<<<<

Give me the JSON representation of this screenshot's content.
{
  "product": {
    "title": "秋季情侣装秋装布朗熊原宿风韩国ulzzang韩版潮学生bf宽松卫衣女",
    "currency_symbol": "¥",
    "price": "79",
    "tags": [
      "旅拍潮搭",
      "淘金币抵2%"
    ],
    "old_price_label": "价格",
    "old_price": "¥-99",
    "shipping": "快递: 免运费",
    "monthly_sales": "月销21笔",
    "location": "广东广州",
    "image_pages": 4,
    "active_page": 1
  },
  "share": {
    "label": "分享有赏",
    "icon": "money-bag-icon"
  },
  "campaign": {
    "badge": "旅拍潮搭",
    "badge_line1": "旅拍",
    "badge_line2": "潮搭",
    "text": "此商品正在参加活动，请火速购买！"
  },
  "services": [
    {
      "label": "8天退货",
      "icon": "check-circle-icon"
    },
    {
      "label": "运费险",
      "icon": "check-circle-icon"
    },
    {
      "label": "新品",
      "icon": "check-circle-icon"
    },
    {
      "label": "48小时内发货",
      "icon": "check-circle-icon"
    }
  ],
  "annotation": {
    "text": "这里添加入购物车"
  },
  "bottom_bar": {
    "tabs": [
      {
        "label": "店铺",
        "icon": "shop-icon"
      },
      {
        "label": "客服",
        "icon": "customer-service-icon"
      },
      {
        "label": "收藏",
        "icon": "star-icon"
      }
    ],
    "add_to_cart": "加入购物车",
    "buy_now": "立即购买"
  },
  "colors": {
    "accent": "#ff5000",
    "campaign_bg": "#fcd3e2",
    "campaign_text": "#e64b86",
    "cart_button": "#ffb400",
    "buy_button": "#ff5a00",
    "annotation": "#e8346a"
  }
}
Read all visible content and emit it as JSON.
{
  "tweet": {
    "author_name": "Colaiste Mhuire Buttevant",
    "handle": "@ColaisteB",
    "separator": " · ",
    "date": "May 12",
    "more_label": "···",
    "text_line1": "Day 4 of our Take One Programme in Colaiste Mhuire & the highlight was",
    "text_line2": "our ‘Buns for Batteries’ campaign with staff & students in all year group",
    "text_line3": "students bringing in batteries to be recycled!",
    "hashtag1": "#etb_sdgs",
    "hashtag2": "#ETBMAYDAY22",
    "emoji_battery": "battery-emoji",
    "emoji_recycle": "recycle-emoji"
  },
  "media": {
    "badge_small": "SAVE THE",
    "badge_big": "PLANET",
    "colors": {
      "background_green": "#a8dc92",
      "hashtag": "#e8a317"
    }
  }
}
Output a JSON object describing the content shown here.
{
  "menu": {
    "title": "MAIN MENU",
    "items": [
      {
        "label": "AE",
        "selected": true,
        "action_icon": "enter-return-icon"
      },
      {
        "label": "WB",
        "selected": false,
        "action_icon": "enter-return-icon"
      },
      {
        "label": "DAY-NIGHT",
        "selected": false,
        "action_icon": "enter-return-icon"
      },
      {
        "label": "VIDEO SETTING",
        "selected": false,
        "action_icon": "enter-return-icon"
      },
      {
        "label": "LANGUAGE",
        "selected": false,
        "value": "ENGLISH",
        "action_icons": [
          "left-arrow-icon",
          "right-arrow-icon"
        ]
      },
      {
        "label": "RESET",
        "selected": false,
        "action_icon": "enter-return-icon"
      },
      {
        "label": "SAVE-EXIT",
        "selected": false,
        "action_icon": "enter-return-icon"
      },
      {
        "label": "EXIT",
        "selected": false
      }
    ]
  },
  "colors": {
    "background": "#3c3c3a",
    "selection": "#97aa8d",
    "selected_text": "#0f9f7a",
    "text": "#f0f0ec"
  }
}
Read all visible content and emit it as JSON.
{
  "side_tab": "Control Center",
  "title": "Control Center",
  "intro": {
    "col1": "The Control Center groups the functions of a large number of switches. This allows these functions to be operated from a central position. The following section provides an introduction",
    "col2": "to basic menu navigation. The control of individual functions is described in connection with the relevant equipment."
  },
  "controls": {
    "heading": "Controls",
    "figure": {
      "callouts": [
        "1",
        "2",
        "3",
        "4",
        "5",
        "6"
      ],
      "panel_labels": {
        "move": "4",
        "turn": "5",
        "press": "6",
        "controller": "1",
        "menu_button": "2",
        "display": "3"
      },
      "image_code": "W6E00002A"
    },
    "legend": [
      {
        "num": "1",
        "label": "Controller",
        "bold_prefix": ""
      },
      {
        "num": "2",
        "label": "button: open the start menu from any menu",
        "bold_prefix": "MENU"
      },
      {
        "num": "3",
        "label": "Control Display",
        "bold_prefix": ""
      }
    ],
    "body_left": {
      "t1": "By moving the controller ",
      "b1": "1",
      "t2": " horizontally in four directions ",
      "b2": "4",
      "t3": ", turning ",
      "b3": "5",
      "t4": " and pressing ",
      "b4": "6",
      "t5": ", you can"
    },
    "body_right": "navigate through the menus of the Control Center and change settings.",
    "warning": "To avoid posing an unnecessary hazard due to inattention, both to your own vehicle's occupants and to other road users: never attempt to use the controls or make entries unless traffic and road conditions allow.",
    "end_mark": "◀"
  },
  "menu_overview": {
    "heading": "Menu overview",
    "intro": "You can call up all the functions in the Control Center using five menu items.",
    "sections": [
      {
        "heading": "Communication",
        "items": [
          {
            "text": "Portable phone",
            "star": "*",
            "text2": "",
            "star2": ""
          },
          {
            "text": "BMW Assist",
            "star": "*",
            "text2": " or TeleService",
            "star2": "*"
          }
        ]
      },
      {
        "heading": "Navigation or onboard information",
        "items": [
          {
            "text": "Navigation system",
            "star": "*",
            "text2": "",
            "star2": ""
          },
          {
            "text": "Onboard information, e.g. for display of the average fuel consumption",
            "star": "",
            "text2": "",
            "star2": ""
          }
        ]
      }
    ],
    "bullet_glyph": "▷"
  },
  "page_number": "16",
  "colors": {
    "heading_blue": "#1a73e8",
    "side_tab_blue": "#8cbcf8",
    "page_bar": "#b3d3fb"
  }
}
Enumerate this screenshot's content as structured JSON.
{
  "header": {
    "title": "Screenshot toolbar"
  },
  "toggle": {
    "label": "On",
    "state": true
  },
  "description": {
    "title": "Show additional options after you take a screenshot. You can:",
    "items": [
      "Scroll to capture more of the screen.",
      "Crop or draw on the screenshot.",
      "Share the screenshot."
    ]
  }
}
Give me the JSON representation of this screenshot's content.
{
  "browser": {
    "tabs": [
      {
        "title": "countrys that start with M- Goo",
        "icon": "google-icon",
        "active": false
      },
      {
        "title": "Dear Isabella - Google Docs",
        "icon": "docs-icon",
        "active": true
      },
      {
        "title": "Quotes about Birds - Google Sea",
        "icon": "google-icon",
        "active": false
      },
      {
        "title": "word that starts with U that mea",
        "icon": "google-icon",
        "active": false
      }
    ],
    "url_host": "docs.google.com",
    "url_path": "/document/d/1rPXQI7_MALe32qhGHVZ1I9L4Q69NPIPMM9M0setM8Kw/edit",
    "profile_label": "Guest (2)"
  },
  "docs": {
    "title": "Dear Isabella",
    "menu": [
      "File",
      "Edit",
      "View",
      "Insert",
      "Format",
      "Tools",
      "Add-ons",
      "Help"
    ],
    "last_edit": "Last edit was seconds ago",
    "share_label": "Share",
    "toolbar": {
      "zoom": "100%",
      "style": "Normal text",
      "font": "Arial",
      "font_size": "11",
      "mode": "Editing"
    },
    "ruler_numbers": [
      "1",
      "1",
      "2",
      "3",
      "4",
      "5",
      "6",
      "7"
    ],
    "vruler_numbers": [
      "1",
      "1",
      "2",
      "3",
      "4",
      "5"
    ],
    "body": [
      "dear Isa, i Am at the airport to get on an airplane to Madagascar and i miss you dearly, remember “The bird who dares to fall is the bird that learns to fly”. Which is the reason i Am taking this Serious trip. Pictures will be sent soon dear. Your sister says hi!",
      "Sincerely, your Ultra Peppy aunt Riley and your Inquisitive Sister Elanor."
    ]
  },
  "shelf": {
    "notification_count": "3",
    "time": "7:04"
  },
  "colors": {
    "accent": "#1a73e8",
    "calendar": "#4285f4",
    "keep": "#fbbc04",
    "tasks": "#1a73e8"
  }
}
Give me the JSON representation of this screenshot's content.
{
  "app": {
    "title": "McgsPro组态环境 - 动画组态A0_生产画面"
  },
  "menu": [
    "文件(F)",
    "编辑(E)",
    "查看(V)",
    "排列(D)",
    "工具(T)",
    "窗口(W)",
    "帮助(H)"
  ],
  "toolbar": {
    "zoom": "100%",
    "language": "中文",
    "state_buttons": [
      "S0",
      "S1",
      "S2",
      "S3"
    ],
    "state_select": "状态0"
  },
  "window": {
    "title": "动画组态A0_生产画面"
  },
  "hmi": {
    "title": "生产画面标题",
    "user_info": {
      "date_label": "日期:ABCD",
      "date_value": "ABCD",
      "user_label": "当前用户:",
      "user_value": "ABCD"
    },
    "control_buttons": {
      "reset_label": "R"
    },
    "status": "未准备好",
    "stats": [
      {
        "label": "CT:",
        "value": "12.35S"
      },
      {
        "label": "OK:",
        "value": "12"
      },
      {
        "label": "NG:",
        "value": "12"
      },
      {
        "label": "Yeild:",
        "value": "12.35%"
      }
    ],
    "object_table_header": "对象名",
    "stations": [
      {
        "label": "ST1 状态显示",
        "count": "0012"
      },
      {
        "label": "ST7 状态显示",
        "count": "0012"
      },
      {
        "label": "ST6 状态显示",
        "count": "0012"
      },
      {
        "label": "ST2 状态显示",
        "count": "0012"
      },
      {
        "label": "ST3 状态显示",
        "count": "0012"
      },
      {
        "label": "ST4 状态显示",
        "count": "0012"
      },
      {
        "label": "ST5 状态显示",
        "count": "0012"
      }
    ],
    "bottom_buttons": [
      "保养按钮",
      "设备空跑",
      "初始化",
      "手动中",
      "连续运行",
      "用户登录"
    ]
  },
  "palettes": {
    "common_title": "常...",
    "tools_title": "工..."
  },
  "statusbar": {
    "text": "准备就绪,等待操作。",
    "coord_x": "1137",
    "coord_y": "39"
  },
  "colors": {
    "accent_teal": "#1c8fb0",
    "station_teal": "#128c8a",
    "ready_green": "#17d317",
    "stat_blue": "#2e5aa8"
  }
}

>>>>

▸ WRITTEN PROBLEM
How many of these lines contain "that"? Write only the number.

▸ SOLUTION FOR THIS EXERCISE
3